## What you need to do
Work out how many lines in the entries below include the word "Fibo". Give nothing but the number.

+ + +

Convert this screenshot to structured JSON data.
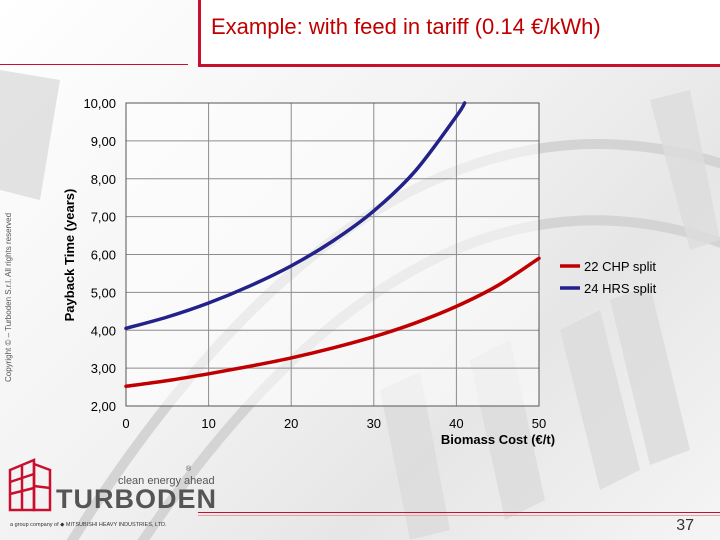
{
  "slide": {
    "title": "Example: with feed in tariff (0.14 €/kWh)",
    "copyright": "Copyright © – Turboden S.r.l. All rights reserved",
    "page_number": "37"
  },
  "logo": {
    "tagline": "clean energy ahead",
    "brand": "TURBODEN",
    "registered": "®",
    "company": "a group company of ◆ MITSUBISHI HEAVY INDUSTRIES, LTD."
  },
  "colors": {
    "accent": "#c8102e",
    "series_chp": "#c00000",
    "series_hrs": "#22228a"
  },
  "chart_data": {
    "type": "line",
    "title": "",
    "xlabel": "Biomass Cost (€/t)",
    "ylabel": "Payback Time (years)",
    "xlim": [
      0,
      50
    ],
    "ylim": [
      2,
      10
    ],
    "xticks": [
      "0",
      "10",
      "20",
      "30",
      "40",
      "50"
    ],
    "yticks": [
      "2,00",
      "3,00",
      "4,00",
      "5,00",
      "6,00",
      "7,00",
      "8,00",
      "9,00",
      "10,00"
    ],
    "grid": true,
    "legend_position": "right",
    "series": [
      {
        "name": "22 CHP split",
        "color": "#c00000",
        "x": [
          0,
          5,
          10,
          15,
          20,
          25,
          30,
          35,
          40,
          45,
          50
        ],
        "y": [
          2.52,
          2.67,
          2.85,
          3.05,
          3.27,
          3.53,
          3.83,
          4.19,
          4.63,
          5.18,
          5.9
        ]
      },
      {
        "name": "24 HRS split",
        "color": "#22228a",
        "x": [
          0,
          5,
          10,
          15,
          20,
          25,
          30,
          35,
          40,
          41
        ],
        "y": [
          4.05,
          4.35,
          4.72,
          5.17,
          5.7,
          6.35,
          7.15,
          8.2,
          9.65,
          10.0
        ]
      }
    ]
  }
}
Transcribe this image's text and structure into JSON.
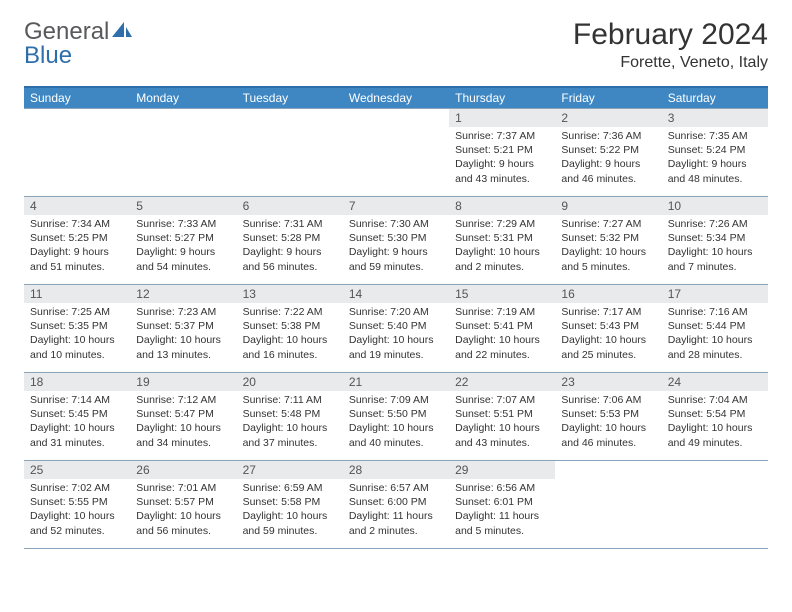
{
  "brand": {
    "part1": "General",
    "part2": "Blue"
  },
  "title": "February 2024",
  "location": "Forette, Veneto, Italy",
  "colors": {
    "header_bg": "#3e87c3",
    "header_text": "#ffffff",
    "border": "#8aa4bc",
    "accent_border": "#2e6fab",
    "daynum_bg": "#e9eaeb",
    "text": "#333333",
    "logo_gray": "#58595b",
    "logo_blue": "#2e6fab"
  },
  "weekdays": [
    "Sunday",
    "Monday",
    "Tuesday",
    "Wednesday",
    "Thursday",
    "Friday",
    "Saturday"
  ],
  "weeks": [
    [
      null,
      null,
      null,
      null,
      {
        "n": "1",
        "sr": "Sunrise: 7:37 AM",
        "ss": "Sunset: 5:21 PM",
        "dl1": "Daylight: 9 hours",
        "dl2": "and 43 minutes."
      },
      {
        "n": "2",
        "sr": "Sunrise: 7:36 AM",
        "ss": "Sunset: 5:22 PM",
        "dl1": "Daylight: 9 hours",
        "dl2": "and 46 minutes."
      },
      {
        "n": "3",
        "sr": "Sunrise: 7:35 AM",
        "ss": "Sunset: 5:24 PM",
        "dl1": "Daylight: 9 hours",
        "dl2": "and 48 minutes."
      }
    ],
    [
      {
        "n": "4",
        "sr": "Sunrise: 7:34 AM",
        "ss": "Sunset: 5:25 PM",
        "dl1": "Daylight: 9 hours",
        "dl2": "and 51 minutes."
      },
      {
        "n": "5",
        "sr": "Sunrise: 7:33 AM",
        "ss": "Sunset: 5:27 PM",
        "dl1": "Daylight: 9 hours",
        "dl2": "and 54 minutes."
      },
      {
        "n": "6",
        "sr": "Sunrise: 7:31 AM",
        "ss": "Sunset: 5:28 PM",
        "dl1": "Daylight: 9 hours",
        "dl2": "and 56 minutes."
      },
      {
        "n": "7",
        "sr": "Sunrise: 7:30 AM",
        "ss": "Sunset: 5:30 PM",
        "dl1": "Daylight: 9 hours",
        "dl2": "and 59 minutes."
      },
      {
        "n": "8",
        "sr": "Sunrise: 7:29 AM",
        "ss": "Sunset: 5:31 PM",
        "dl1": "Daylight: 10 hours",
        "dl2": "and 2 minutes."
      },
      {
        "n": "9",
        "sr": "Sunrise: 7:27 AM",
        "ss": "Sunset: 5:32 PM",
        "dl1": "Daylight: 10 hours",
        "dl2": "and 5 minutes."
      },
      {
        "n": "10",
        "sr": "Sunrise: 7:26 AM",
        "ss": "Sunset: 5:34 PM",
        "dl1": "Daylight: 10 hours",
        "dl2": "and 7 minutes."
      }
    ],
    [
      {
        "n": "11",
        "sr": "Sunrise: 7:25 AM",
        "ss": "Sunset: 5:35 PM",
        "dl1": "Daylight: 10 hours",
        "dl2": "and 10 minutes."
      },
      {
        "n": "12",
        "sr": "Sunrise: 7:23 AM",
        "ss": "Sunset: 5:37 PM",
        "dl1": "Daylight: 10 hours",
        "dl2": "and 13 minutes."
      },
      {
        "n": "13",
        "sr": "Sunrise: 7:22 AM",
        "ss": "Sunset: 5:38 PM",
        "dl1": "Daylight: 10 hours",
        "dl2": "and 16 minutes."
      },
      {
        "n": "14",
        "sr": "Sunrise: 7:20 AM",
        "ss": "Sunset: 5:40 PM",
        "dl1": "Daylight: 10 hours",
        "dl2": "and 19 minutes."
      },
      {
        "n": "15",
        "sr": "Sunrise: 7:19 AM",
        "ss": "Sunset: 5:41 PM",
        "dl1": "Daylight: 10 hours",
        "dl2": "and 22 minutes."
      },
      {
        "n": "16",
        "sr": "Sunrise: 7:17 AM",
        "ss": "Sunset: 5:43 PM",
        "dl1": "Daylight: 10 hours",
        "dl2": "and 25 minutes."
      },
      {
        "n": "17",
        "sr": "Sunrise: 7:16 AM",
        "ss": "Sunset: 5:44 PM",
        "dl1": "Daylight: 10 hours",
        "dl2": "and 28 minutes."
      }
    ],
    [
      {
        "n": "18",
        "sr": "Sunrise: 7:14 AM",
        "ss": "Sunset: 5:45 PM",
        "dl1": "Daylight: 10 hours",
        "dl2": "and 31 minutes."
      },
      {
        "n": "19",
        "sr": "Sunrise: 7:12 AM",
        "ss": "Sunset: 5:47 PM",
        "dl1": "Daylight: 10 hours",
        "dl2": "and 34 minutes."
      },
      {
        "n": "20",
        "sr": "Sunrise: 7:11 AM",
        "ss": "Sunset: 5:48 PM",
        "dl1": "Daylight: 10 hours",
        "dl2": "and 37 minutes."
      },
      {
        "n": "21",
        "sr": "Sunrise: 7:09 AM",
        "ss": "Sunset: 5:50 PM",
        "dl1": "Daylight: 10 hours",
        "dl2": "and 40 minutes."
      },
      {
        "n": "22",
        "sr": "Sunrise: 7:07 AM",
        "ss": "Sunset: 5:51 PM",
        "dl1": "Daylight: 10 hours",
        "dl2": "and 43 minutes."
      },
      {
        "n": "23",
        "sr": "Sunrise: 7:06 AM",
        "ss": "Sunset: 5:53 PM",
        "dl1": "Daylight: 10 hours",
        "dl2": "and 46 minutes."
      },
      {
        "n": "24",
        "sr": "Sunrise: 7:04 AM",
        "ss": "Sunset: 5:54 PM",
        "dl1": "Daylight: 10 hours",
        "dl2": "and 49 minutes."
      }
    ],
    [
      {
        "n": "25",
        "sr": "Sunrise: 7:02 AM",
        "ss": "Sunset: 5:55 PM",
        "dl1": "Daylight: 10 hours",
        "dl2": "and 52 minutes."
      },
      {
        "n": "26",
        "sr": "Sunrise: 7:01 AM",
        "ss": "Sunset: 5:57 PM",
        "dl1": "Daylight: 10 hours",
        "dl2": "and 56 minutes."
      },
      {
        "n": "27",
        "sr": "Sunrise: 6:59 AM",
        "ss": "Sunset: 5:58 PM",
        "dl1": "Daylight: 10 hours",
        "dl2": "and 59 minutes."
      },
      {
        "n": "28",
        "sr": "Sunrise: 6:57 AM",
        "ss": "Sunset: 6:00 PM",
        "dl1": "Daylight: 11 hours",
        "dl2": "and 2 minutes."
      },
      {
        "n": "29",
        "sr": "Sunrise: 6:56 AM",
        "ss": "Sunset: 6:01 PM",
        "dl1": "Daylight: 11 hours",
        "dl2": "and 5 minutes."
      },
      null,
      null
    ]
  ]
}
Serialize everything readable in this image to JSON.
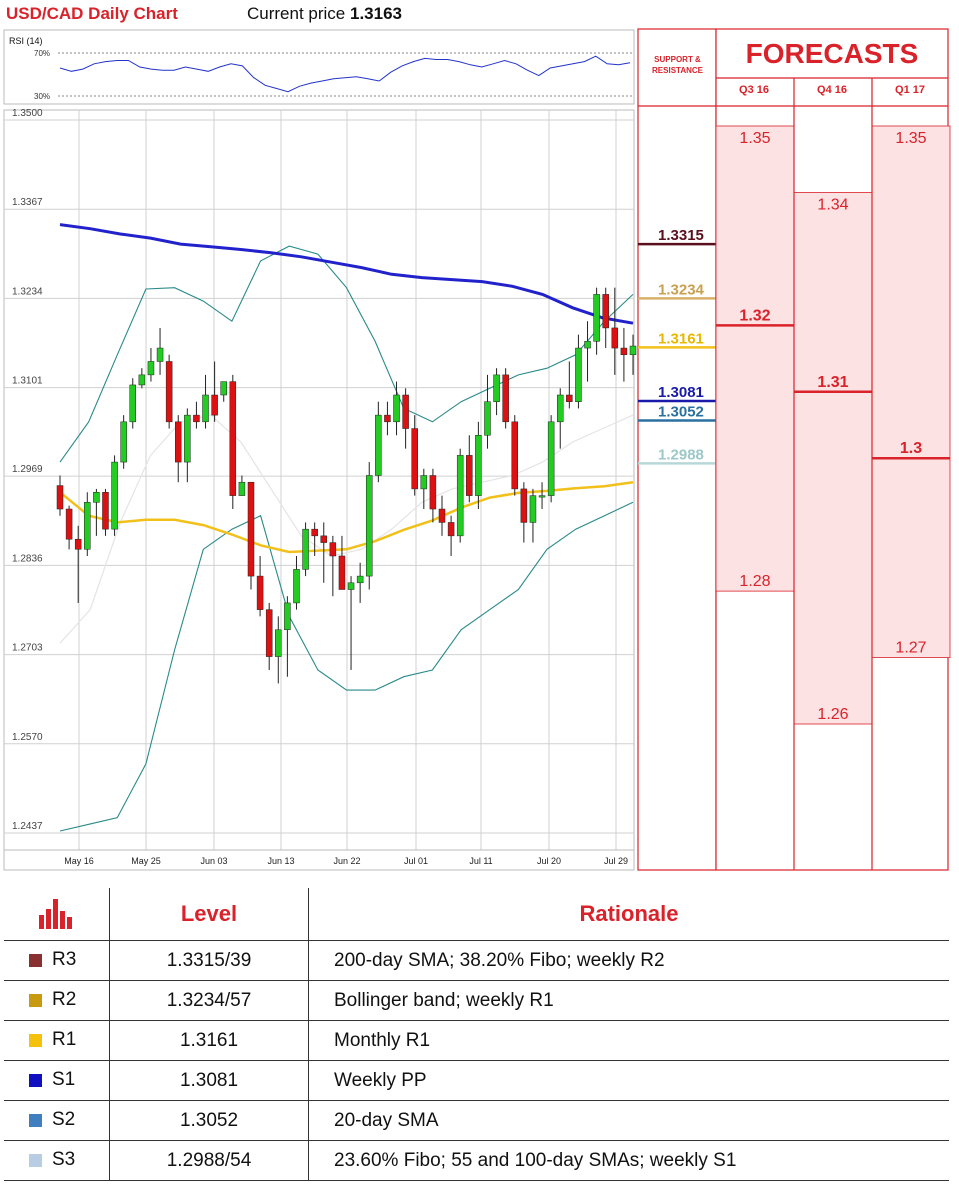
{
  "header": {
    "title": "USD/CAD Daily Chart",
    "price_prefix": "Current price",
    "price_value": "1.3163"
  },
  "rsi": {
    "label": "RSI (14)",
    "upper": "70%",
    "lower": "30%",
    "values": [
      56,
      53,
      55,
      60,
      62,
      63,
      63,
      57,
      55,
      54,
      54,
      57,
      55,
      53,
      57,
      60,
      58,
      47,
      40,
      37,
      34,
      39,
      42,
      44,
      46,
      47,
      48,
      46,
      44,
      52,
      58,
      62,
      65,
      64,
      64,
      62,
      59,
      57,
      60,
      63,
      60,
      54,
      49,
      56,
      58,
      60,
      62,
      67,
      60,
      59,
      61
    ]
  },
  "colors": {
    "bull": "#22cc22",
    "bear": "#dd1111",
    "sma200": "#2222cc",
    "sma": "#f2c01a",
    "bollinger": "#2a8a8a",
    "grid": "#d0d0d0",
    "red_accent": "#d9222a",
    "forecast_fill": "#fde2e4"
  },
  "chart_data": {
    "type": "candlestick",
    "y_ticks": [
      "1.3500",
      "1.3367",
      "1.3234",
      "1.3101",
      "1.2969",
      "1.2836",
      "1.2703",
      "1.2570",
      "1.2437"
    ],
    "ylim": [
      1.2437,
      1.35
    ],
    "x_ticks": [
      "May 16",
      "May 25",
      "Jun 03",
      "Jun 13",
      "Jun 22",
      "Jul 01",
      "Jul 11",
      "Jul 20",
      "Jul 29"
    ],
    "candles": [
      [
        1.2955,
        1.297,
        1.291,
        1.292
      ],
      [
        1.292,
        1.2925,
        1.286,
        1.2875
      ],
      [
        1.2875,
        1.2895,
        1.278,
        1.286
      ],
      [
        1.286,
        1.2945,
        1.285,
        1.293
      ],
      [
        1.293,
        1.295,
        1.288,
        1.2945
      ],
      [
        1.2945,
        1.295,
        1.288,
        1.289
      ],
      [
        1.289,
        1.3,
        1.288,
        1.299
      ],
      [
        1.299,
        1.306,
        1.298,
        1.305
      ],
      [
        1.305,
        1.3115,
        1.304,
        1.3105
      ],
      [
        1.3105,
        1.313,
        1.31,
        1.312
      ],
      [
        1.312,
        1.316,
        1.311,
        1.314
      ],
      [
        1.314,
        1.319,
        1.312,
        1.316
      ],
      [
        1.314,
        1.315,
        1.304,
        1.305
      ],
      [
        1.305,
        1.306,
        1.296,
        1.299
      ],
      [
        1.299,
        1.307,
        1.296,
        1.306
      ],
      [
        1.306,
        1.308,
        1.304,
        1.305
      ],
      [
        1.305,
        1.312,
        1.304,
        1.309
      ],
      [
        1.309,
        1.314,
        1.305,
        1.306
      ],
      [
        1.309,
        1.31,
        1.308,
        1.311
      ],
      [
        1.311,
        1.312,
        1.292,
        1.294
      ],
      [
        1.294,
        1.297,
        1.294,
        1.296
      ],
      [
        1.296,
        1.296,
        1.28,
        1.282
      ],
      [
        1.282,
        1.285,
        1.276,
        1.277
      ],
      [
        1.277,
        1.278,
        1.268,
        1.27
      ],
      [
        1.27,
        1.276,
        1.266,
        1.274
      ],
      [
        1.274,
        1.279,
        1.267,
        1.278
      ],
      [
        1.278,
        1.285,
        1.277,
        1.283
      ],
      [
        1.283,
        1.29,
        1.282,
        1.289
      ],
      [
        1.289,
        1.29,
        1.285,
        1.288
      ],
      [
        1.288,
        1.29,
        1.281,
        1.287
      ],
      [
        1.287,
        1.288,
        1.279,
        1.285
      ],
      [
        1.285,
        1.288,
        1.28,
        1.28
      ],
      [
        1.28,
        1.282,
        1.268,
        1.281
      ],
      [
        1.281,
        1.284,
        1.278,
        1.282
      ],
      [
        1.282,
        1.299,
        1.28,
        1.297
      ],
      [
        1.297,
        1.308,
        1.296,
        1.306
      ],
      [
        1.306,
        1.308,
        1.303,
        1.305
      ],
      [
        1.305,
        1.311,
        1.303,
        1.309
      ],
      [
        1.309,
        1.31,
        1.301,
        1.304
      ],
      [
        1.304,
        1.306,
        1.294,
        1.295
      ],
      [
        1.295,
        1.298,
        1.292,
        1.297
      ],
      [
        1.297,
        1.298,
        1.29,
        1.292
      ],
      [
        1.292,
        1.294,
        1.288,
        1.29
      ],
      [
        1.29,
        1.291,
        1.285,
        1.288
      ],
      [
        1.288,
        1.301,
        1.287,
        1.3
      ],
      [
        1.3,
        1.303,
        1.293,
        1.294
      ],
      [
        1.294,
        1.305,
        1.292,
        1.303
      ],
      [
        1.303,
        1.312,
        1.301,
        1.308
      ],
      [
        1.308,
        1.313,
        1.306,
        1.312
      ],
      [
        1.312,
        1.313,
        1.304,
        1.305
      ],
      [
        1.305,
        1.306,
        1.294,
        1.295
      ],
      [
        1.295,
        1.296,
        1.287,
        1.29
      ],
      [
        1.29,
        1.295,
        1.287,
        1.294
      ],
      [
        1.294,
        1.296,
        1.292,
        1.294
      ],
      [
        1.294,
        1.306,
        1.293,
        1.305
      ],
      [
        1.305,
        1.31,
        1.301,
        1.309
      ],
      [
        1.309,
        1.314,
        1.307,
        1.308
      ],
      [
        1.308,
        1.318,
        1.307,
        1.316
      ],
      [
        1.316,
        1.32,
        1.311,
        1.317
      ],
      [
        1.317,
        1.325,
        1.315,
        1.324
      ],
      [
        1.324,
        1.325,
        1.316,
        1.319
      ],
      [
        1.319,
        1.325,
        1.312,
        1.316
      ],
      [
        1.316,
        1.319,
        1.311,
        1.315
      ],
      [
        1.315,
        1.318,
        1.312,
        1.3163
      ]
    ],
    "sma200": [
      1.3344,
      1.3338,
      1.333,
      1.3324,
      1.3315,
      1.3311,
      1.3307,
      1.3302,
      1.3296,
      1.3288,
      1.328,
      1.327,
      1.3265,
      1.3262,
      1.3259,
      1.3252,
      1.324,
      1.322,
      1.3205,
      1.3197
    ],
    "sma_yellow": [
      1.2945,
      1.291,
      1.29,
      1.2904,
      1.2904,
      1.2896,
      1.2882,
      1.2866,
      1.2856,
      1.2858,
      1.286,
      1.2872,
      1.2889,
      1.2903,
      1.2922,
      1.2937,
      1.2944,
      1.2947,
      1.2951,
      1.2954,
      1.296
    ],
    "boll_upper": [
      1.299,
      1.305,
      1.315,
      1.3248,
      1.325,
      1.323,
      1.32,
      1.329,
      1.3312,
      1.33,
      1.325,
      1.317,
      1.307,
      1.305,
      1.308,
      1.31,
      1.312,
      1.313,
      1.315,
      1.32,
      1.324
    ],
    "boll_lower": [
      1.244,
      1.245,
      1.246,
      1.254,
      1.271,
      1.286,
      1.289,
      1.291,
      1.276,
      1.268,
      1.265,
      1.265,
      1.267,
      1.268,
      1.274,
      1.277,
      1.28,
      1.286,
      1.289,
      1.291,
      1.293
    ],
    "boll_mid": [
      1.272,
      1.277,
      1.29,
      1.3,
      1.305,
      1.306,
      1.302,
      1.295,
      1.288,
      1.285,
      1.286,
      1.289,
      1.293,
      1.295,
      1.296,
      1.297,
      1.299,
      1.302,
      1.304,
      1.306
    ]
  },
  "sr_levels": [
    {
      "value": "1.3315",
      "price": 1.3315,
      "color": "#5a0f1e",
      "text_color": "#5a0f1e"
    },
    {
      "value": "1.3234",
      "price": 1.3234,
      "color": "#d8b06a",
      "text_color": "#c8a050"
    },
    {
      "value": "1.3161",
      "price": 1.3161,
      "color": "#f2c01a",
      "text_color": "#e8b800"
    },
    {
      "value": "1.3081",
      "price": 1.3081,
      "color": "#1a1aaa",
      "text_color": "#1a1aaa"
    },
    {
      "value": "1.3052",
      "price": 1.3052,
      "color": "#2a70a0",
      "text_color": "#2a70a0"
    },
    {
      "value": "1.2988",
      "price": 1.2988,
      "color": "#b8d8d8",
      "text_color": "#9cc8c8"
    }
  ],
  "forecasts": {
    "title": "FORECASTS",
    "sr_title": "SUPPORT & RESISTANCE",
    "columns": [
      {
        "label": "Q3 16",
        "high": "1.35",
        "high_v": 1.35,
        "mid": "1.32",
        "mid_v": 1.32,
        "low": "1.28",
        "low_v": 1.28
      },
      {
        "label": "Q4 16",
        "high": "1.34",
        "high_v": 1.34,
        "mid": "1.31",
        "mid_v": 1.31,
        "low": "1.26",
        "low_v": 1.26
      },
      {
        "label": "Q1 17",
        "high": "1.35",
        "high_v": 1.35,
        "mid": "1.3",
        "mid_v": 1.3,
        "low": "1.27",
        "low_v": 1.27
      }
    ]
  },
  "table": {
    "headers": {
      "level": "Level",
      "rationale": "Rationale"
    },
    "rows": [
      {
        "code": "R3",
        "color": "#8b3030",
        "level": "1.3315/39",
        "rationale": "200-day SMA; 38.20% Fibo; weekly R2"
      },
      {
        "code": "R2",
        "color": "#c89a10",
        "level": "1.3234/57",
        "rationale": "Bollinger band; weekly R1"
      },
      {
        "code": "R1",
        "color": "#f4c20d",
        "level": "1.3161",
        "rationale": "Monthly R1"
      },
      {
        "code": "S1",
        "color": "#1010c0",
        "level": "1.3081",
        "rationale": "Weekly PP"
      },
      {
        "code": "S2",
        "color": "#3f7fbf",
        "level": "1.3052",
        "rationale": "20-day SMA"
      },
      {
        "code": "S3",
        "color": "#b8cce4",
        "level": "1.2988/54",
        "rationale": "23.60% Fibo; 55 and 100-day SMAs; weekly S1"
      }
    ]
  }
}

+ + +

## Response below
2